| WHAT THE TASK REQUIRES |
Output each entry exactly; skip nothing.

— start EXERCISE MATERIAL —

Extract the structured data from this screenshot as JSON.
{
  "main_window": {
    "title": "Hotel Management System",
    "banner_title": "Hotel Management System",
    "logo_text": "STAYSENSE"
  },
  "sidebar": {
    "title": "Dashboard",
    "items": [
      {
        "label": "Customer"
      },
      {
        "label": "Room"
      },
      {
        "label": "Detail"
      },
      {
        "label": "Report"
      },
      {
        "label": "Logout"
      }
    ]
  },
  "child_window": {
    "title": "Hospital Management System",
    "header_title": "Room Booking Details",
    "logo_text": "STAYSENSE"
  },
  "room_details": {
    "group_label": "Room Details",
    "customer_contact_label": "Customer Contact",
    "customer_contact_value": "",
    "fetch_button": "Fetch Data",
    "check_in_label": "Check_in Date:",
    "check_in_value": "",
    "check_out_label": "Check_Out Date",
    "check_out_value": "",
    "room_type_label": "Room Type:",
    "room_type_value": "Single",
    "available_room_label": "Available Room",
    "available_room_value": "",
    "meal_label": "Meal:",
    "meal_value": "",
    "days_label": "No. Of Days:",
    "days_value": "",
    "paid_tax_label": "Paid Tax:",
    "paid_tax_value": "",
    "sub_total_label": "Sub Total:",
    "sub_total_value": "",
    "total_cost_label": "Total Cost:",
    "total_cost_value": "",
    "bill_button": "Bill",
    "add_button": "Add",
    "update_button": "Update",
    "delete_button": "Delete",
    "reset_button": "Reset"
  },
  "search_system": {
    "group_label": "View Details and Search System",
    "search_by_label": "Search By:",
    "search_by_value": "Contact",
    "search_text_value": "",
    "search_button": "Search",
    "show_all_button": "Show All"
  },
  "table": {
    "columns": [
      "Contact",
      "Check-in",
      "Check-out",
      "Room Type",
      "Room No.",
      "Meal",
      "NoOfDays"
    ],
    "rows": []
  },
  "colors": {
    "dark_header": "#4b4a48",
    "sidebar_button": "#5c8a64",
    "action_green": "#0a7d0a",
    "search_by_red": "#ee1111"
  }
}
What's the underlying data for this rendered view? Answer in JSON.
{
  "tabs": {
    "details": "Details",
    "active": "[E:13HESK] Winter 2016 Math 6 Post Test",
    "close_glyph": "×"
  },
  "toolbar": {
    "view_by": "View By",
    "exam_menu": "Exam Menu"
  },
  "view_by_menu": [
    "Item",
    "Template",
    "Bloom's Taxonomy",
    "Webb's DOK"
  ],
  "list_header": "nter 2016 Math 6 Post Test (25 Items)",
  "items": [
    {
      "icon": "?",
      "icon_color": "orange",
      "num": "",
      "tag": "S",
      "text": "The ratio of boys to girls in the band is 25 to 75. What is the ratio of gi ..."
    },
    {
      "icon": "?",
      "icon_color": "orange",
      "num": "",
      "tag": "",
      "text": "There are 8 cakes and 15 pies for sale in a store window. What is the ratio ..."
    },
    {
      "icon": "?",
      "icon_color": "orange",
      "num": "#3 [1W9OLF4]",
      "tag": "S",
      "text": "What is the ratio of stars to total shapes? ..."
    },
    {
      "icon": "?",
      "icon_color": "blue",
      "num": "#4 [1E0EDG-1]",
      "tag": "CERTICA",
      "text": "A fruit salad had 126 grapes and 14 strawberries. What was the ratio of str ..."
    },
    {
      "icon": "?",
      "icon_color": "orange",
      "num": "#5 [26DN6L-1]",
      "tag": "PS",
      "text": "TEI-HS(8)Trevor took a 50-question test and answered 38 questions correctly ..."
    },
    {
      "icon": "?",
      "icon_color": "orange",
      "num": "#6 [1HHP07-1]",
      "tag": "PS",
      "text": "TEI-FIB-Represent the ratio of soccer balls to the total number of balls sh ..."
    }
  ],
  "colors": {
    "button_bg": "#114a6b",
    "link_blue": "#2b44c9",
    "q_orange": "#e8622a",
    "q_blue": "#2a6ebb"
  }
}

— end EXERCISE MATERIAL —

| EXERCISE ANSWER |
Extract the structured data from this screenshot as JSON.
{
  "main_window": {
    "title": "Hotel Management System",
    "banner_title": "Hotel Management System",
    "logo_text": "STAYSENSE"
  },
  "sidebar": {
    "title": "Dashboard",
    "items": [
      {
        "label": "Customer"
      },
      {
        "label": "Room"
      },
      {
        "label": "Detail"
      },
      {
        "label": "Report"
      },
      {
        "label": "Logout"
      }
    ]
  },
  "child_window": {
    "title": "Hospital Management System",
    "header_title": "Room Booking Details",
    "logo_text": "STAYSENSE"
  },
  "room_details": {
    "group_label": "Room Details",
    "customer_contact_label": "Customer Contact",
    "customer_contact_value": "",
    "fetch_button": "Fetch Data",
    "check_in_label": "Check_in Date:",
    "check_in_value": "",
    "check_out_label": "Check_Out Date",
    "check_out_value": "",
    "room_type_label": "Room Type:",
    "room_type_value": "Single",
    "available_room_label": "Available Room",
    "available_room_value": "",
    "meal_label": "Meal:",
    "meal_value": "",
    "days_label": "No. Of Days:",
    "days_value": "",
    "paid_tax_label": "Paid Tax:",
    "paid_tax_value": "",
    "sub_total_label": "Sub Total:",
    "sub_total_value": "",
    "total_cost_label": "Total Cost:",
    "total_cost_value": "",
    "bill_button": "Bill",
    "add_button": "Add",
    "update_button": "Update",
    "delete_button": "Delete",
    "reset_button": "Reset"
  },
  "search_system": {
    "group_label": "View Details and Search System",
    "search_by_label": "Search By:",
    "search_by_value": "Contact",
    "search_text_value": "",
    "search_button": "Search",
    "show_all_button": "Show All"
  },
  "table": {
    "columns": [
      "Contact",
      "Check-in",
      "Check-out",
      "Room Type",
      "Room No.",
      "Meal",
      "NoOfDays"
    ],
    "rows": []
  },
  "colors": {
    "dark_header": "#4b4a48",
    "sidebar_button": "#5c8a64",
    "action_green": "#0a7d0a",
    "search_by_red": "#ee1111"
  }
}
What's the underlying data for this rendered view? Answer in JSON.
{
  "tabs": {
    "details": "Details",
    "active": "[E:13HESK] Winter 2016 Math 6 Post Test",
    "close_glyph": "×"
  },
  "toolbar": {
    "view_by": "View By",
    "exam_menu": "Exam Menu"
  },
  "view_by_menu": [
    "Item",
    "Template",
    "Bloom's Taxonomy",
    "Webb's DOK"
  ],
  "list_header": "nter 2016 Math 6 Post Test (25 Items)",
  "items": [
    {
      "icon": "?",
      "icon_color": "orange",
      "num": "",
      "tag": "S",
      "text": "The ratio of boys to girls in the band is 25 to 75. What is the ratio of gi ..."
    },
    {
      "icon": "?",
      "icon_color": "orange",
      "num": "",
      "tag": "",
      "text": "There are 8 cakes and 15 pies for sale in a store window. What is the ratio ..."
    },
    {
      "icon": "?",
      "icon_color": "orange",
      "num": "#3 [1W9OLF4]",
      "tag": "S",
      "text": "What is the ratio of stars to total shapes? ..."
    },
    {
      "icon": "?",
      "icon_color": "blue",
      "num": "#4 [1E0EDG-1]",
      "tag": "CERTICA",
      "text": "A fruit salad had 126 grapes and 14 strawberries. What was the ratio of str ..."
    },
    {
      "icon": "?",
      "icon_color": "orange",
      "num": "#5 [26DN6L-1]",
      "tag": "PS",
      "text": "TEI-HS(8)Trevor took a 50-question test and answered 38 questions correctly ..."
    },
    {
      "icon": "?",
      "icon_color": "orange",
      "num": "#6 [1HHP07-1]",
      "tag": "PS",
      "text": "TEI-FIB-Represent the ratio of soccer balls to the total number of balls sh ..."
    }
  ],
  "colors": {
    "button_bg": "#114a6b",
    "link_blue": "#2b44c9",
    "q_orange": "#e8622a",
    "q_blue": "#2a6ebb"
  }
}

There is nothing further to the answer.